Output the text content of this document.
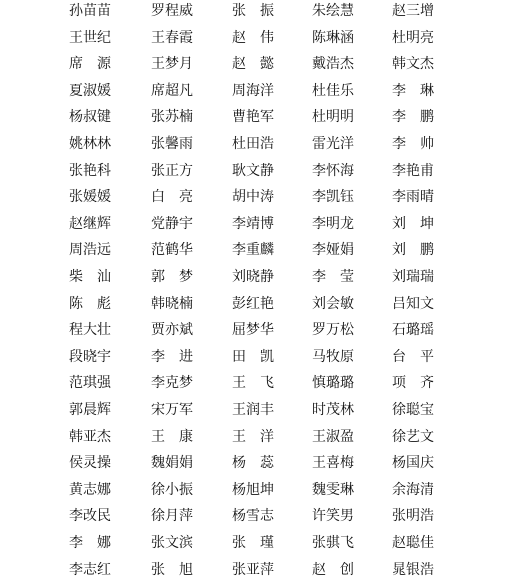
孙苗苗	罗程威	张　振	朱绘慧	赵三增
王世纪	王春霞	赵　伟	陈琳涵	杜明亮
席　源	王梦月	赵　懿	戴浩杰	韩文杰
夏淑媛	席超凡	周海洋	杜佳乐	李　琳
杨叔键	张苏楠	曹艳军	杜明明	李　鹏
姚林林	张馨雨	杜田浩	雷光洋	李　帅
张艳科	张正方	耿文静	李怀海	李艳甫
张媛媛	白　亮	胡中涛	李凯钰	李雨晴
赵继辉	党静宇	李靖博	李明龙	刘　坤
周浩远	范鹤华	李重麟	李娅娟	刘　鹏
柴　汕	郭　梦	刘晓静	李　莹	刘瑞瑞
陈　彪	韩晓楠	彭红艳	刘会敏	吕知文
程大壮	贾亦斌	屈梦华	罗万松	石璐瑶
段晓宇	李　进	田　凯	马牧原	台　平
范琪强	李克梦	王　飞	慎璐璐	项　齐
郭晨辉	宋万军	王润丰	时茂林	徐聪宝
韩亚杰	王　康	王　洋	王淑盈	徐艺文
侯灵操	魏娟娟	杨　蕊	王喜梅	杨国庆
黄志娜	徐小振	杨旭坤	魏雯琳	余海清
李改民	徐月萍	杨雪志	许笑男	张明浩
李　娜	张文滨	张　瑾	张骐飞	赵聪佳
李志红	张　旭	张亚萍	赵　创	晁银浩
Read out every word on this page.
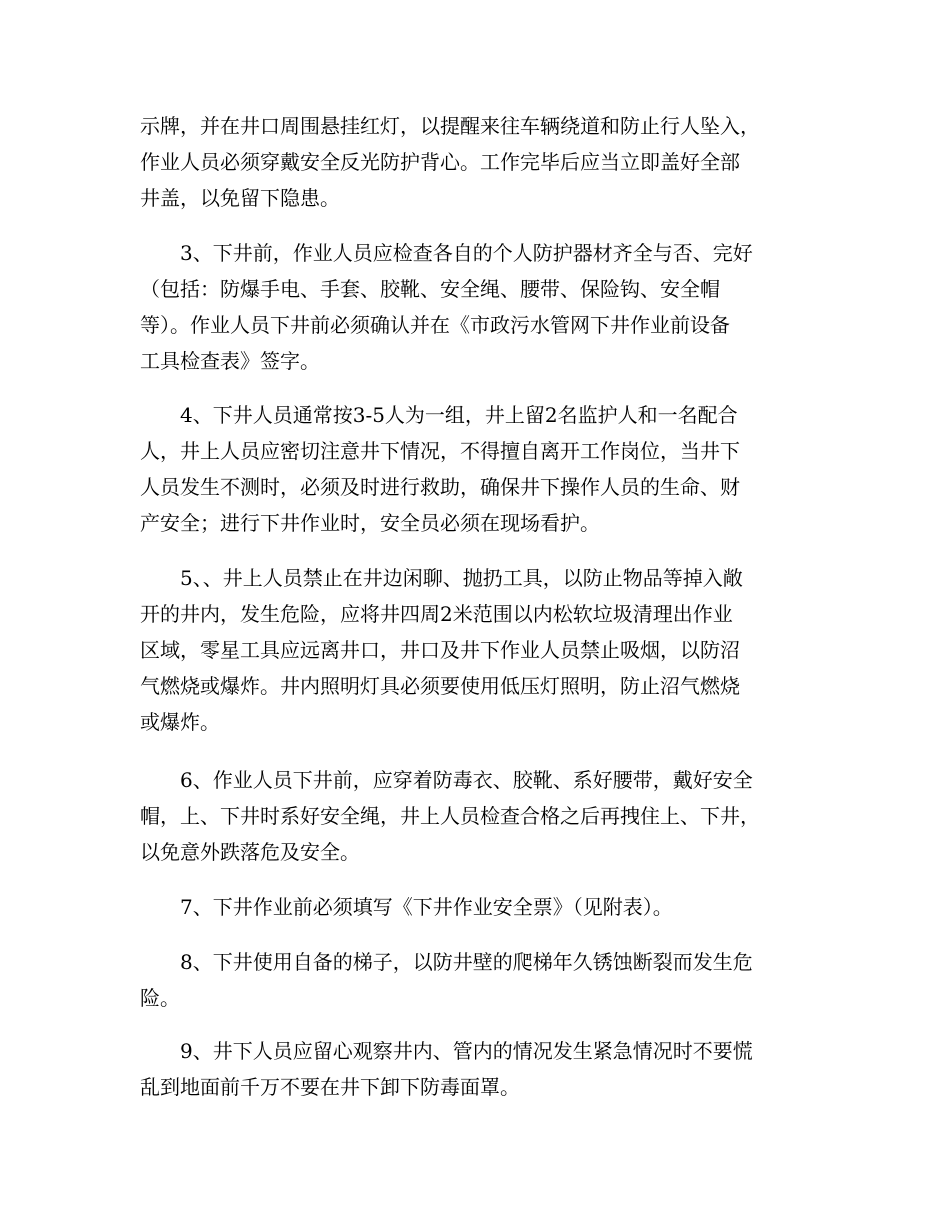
示牌，并在井口周围悬挂红灯，以提醒来往车辆绕道和防止行人坠入，
作业人员必须穿戴安全反光防护背心。工作完毕后应当立即盖好全部
井盖，以免留下隐患。
3、下井前，作业人员应检查各自的个人防护器材齐全与否、完好
（包括：防爆手电、手套、胶靴、安全绳、腰带、保险钩、安全帽
等）。作业人员下井前必须确认并在《市政污水管网下井作业前设备
工具检查表》签字。
4、下井人员通常按3-5人为一组，井上留2名监护人和一名配合
人，井上人员应密切注意井下情况，不得擅自离开工作岗位，当井下
人员发生不测时，必须及时进行救助，确保井下操作人员的生命、财
产安全；进行下井作业时，安全员必须在现场看护。
5、、井上人员禁止在井边闲聊、抛扔工具，以防止物品等掉入敞
开的井内，发生危险，应将井四周2米范围以内松软垃圾清理出作业
区域，零星工具应远离井口，井口及井下作业人员禁止吸烟，以防沼
气燃烧或爆炸。井内照明灯具必须要使用低压灯照明，防止沼气燃烧
或爆炸。
6、作业人员下井前，应穿着防毒衣、胶靴、系好腰带，戴好安全
帽，上、下井时系好安全绳，井上人员检查合格之后再拽住上、下井，
以免意外跌落危及安全。
7、下井作业前必须填写《下井作业安全票》（见附表）。
8、下井使用自备的梯子，以防井壁的爬梯年久锈蚀断裂而发生危
险。
9、井下人员应留心观察井内、管内的情况发生紧急情况时不要慌
乱到地面前千万不要在井下卸下防毒面罩。
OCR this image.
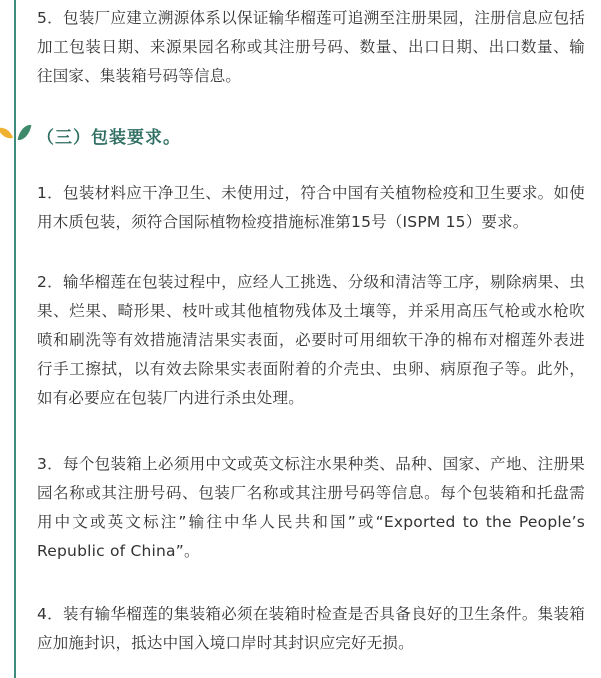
5．包装厂应建立溯源体系以保证输华榴莲可追溯至注册果园，注册信息应包括加工包装日期、来源果园名称或其注册号码、数量、出口日期、出口数量、输往国家、集装箱号码等信息。

（三）包装要求。

1．包装材料应干净卫生、未使用过，符合中国有关植物检疫和卫生要求。如使用木质包装，须符合国际植物检疫措施标准第15号（ISPM 15）要求。

2．输华榴莲在包装过程中，应经人工挑选、分级和清洁等工序，剔除病果、虫果、烂果、畸形果、枝叶或其他植物残体及土壤等，并采用高压气枪或水枪吹喷和刷洗等有效措施清洁果实表面，必要时可用细软干净的棉布对榴莲外表进行手工擦拭，以有效去除果实表面附着的介壳虫、虫卵、病原孢子等。此外，如有必要应在包装厂内进行杀虫处理。

3．每个包装箱上必须用中文或英文标注水果种类、品种、国家、产地、注册果园名称或其注册号码、包装厂名称或其注册号码等信息。每个包装箱和托盘需用中文或英文标注”输往中华人民共和国”或“Exported to the People’s Republic of China”。

4．装有输华榴莲的集装箱必须在装箱时检查是否具备良好的卫生条件。集装箱应加施封识，抵达中国入境口岸时其封识应完好无损。
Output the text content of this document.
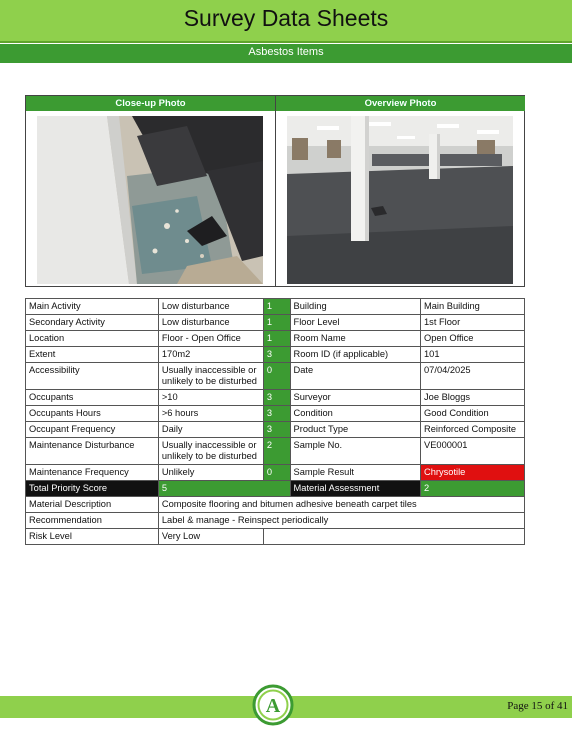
Survey Data Sheets
Asbestos Items
Close-up Photo	Overview Photo
Main Activity	Low disturbance	1	Building	Main Building
Secondary Activity	Low disturbance	1	Floor Level	1st Floor
Location	Floor - Open Office	1	Room Name	Open Office
Extent	170m2	3	Room ID (if applicable)	101
Accessibility	Usually inaccessible or unlikely to be disturbed	0	Date	07/04/2025
Occupants	>10	3	Surveyor	Joe Bloggs
Occupants Hours	>6 hours	3	Condition	Good Condition
Occupant Frequency	Daily	3	Product Type	Reinforced Composite
Maintenance Disturbance	Usually inaccessible or unlikely to be disturbed	2	Sample No.	VE000001
Maintenance Frequency	Unlikely	0	Sample Result	Chrysotile
Total Priority Score	5		Material Assessment	2
Material Description	Composite flooring and bitumen adhesive beneath carpet tiles			
Recommendation	Label & manage - Reinspect periodically			
Risk Level	Very Low			
A	Page 15 of 41
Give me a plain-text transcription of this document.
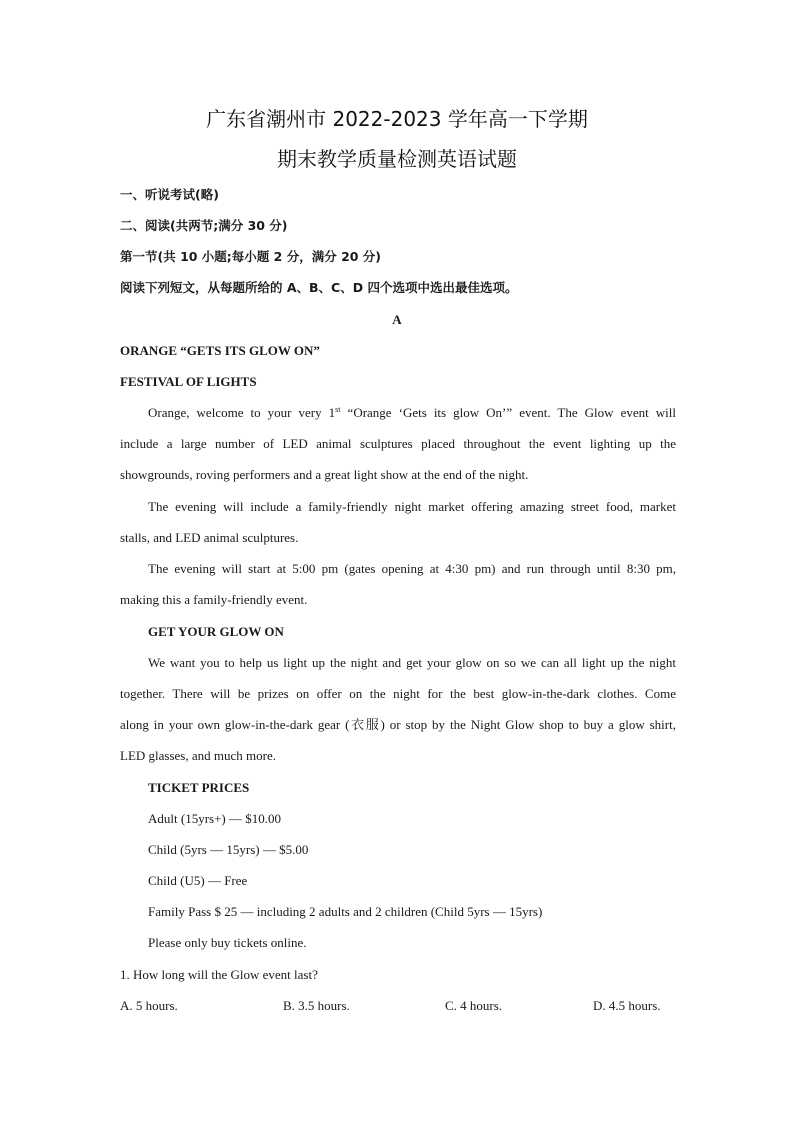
广东省潮州市 2022-2023 学年高一下学期
期末教学质量检测英语试题
一、听说考试(略)
二、阅读(共两节;满分 30 分)
第一节(共 10 小题;每小题 2 分，满分 20 分)
阅读下列短文，从每题所给的 A、B、C、D 四个选项中选出最佳选项。
A
ORANGE “GETS ITS GLOW ON”
FESTIVAL OF LIGHTS
Orange, welcome to your very 1st “Orange ‘Gets its glow On’” event. The Glow event will
include a large number of LED animal sculptures placed throughout the event lighting up the
showgrounds, roving performers and a great light show at the end of the night.
The evening will include a family-friendly night market offering amazing street food, market
stalls, and LED animal sculptures.
The evening will start at 5:00 pm (gates opening at 4:30 pm) and run through until 8:30 pm,
making this a family-friendly event.
GET YOUR GLOW ON
We want you to help us light up the night and get your glow on so we can all light up the night
together. There will be prizes on offer on the night for the best glow-in-the-dark clothes. Come
along in your own glow-in-the-dark gear (衣服) or stop by the Night Glow shop to buy a glow shirt,
LED glasses, and much more.
TICKET PRICES
Adult (15yrs+) — $10.00
Child (5yrs — 15yrs) — $5.00
Child (U5) — Free
Family Pass $ 25 — including 2 adults and 2 children (Child 5yrs — 15yrs)
Please only buy tickets online.
1. How long will the Glow event last?
A. 5 hours.	B. 3.5 hours.	C. 4 hours.	D. 4.5 hours.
※
Aim: Gather each line in these records that contains the string "Usually".

Completed exercise:
Accessibility	Usually inaccessible or unlikely to be disturbed	0	Date	07/04/2025
Maintenance Disturbance	Usually inaccessible or unlikely to be disturbed	2	Sample No.	VE000001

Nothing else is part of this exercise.